▶ **EXERCISE**
Check each line of the records below for the word "JSON" and copy those where it appears.

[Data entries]

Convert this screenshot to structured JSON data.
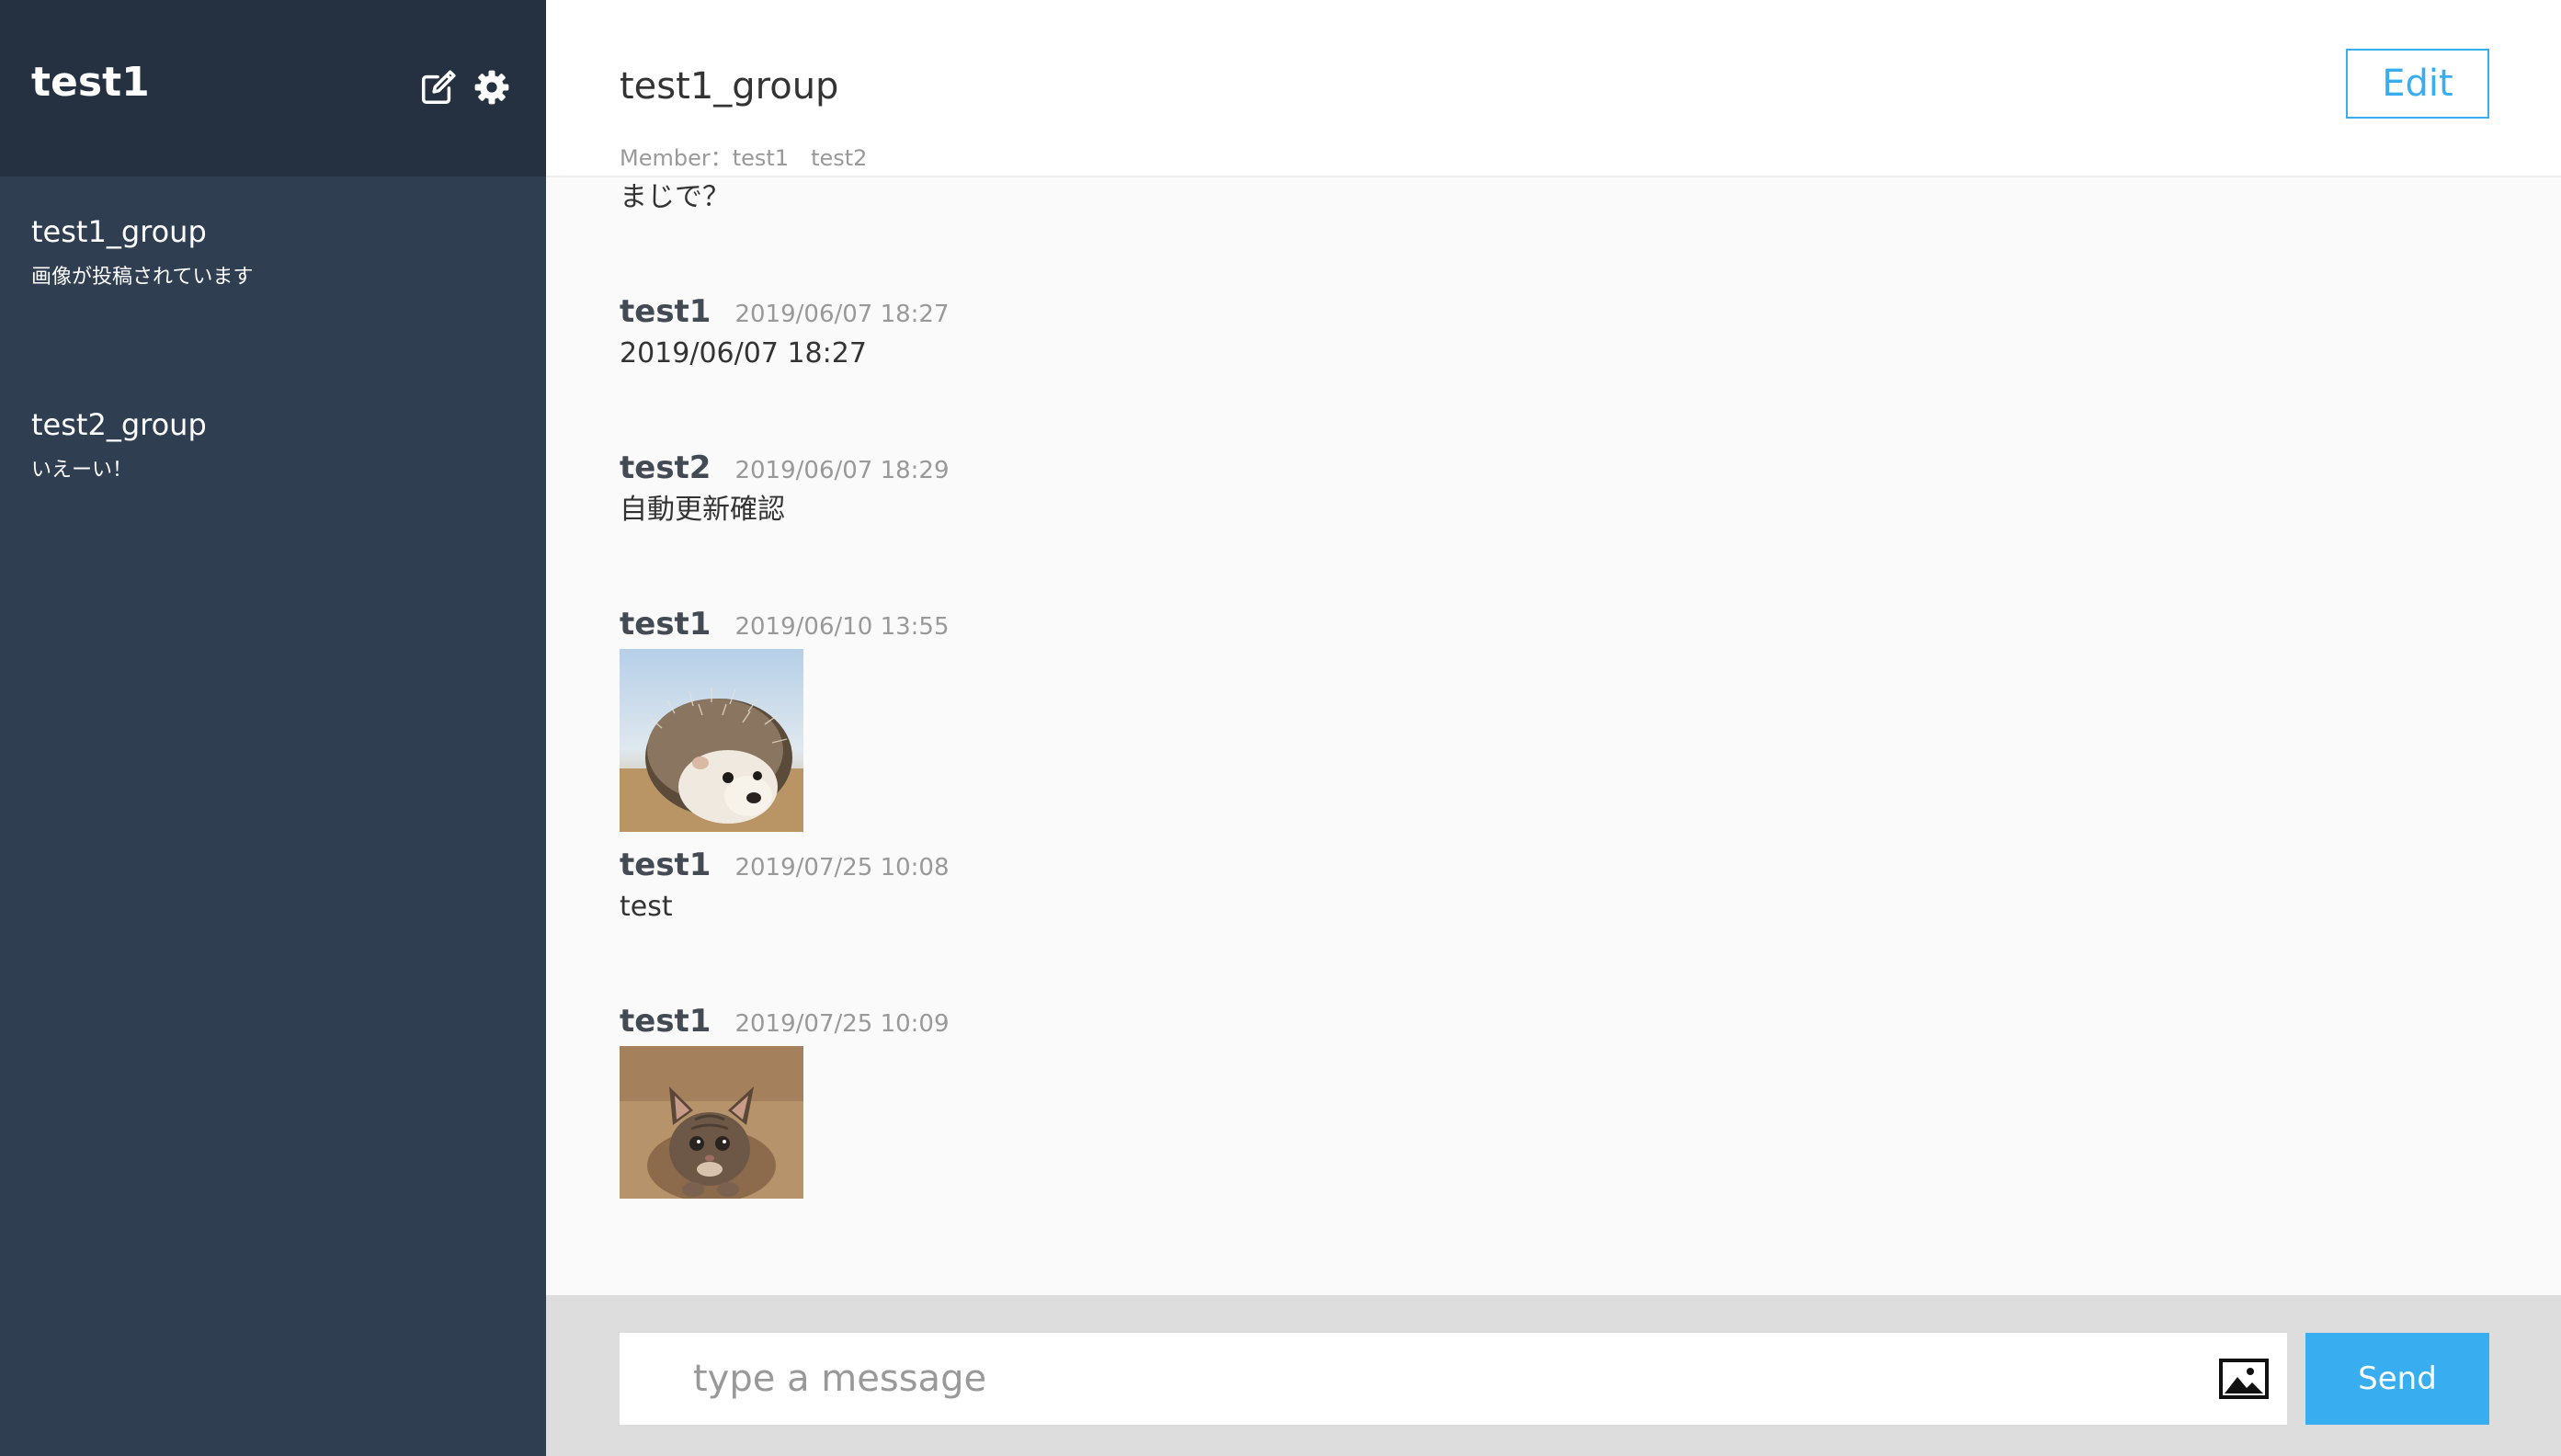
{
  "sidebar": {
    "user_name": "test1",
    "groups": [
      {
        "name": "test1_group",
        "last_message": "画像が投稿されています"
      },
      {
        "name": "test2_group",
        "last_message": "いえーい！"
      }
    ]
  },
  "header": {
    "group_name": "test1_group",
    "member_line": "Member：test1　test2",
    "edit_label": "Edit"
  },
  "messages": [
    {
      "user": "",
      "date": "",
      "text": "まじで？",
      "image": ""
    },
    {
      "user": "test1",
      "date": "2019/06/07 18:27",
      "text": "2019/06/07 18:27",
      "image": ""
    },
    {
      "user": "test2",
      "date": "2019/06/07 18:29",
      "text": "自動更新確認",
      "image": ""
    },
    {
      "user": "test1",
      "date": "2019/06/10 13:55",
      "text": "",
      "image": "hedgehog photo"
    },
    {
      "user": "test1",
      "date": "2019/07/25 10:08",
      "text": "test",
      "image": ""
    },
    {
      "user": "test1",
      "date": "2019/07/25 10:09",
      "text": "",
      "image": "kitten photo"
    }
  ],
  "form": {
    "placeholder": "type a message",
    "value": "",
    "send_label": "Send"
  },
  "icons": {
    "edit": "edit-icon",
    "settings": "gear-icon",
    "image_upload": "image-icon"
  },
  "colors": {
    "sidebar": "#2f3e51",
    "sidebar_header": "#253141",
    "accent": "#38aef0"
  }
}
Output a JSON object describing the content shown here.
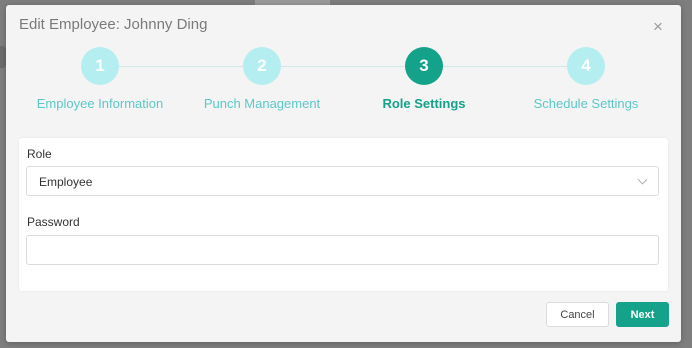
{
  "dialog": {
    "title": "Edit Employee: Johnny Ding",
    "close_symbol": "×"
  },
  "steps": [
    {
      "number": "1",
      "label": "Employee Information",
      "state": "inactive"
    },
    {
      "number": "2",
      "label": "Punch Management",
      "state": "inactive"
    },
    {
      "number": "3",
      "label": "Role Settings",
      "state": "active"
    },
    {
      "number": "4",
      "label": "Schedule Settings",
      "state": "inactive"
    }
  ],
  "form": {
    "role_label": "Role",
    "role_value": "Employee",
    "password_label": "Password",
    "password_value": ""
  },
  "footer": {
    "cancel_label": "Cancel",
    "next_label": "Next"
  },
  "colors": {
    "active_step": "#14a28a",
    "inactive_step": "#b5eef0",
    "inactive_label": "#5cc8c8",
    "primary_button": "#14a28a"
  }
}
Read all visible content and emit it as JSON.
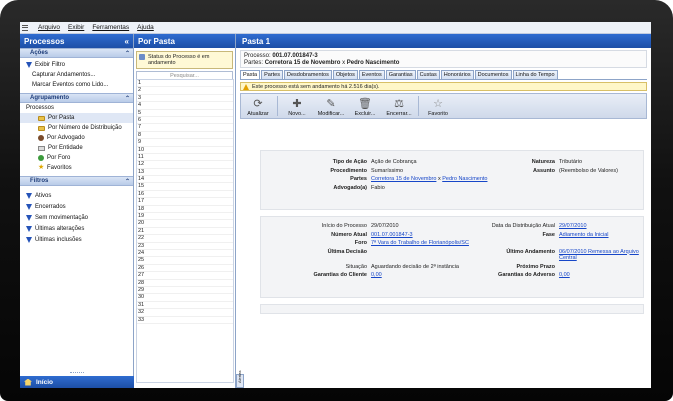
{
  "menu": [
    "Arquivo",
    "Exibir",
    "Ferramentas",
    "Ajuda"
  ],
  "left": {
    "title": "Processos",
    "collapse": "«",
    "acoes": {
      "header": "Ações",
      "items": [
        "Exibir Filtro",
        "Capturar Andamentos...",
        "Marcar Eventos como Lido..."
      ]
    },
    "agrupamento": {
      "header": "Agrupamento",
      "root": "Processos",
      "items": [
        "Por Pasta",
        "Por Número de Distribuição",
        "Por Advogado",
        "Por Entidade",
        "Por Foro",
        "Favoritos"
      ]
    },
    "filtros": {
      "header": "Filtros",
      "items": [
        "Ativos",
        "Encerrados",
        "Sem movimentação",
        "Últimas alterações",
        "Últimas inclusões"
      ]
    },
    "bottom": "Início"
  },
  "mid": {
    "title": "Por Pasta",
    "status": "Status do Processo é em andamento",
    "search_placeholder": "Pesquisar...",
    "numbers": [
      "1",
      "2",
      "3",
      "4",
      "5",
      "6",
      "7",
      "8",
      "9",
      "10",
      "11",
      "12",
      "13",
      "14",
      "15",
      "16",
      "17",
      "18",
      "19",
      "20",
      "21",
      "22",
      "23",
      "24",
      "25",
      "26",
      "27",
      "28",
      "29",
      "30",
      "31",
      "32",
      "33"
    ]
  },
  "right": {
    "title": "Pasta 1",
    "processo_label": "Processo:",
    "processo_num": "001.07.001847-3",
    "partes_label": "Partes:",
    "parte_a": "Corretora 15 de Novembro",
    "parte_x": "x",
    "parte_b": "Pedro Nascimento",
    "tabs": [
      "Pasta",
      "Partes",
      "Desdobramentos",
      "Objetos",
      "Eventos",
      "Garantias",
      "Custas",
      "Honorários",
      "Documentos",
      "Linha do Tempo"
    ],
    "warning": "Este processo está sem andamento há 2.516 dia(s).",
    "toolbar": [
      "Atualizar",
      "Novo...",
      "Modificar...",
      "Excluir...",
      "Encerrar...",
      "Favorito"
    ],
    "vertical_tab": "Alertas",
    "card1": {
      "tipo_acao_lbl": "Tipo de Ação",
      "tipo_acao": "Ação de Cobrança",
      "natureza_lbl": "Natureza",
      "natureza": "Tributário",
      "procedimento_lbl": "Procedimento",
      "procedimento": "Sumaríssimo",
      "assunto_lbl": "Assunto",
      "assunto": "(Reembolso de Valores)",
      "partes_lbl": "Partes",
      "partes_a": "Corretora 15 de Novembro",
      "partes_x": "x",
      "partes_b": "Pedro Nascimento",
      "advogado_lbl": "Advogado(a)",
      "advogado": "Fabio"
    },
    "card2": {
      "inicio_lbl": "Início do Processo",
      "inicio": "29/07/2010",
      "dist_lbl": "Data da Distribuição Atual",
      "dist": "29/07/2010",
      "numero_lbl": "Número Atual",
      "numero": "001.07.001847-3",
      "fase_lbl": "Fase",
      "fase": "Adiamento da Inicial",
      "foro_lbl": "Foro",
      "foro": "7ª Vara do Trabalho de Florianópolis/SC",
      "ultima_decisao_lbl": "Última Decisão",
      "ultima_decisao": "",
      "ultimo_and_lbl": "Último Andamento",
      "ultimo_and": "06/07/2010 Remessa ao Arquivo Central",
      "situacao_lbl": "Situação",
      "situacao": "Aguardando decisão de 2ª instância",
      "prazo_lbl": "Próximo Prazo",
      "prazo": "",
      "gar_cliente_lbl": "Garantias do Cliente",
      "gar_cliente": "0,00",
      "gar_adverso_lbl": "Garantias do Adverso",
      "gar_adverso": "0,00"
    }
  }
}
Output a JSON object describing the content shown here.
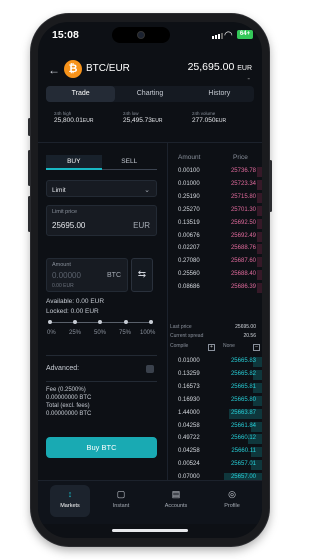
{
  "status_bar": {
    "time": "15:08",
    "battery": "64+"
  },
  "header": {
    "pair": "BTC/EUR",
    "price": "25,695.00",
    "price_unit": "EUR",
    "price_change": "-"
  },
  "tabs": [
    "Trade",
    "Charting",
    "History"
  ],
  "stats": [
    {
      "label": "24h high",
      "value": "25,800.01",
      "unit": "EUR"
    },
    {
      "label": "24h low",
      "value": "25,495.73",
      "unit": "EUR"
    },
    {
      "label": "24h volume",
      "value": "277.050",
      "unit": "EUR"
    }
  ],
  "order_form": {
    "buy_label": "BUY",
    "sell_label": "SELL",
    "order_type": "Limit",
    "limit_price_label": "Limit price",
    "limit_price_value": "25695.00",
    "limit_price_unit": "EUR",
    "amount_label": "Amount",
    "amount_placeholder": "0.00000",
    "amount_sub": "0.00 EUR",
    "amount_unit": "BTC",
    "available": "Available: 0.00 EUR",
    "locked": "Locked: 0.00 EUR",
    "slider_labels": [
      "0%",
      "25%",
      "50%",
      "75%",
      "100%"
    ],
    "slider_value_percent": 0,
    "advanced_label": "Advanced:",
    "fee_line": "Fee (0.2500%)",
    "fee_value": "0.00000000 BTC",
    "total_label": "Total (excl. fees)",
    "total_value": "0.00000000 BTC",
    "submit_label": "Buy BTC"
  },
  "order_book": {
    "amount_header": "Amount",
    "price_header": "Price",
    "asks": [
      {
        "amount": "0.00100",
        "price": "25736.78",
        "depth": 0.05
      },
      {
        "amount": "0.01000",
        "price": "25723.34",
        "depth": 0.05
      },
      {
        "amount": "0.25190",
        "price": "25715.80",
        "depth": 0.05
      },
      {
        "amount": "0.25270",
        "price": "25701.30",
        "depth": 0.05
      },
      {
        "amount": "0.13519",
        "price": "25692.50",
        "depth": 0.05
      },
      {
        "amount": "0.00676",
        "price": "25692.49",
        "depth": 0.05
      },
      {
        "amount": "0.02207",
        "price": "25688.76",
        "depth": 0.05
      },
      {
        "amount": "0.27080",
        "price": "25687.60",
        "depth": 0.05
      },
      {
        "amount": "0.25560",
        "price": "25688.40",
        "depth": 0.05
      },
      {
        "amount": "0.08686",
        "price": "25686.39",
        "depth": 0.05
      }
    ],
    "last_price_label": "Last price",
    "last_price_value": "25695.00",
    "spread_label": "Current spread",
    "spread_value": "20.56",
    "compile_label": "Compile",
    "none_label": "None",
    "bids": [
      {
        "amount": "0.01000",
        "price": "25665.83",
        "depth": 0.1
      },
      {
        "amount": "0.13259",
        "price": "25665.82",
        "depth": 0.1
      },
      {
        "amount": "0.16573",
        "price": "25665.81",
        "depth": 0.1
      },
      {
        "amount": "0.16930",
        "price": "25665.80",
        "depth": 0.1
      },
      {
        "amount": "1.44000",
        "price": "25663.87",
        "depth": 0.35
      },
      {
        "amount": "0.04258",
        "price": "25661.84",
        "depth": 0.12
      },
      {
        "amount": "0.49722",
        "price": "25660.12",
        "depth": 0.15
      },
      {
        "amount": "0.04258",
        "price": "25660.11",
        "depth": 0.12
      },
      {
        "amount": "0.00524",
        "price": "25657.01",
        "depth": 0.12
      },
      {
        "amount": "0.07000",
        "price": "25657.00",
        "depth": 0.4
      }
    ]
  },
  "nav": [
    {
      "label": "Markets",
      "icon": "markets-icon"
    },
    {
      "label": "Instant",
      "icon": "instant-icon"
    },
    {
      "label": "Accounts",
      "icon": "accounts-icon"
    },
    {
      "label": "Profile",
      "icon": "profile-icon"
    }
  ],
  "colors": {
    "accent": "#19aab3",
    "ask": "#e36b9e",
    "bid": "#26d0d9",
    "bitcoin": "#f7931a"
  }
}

▶ **FULL SOLUTION**
Convert this screenshot to structured JSON data.
Output a JSON object describing the content shown here.
Read all visible content and emit it as JSON.
Output a JSON object describing the content shown here.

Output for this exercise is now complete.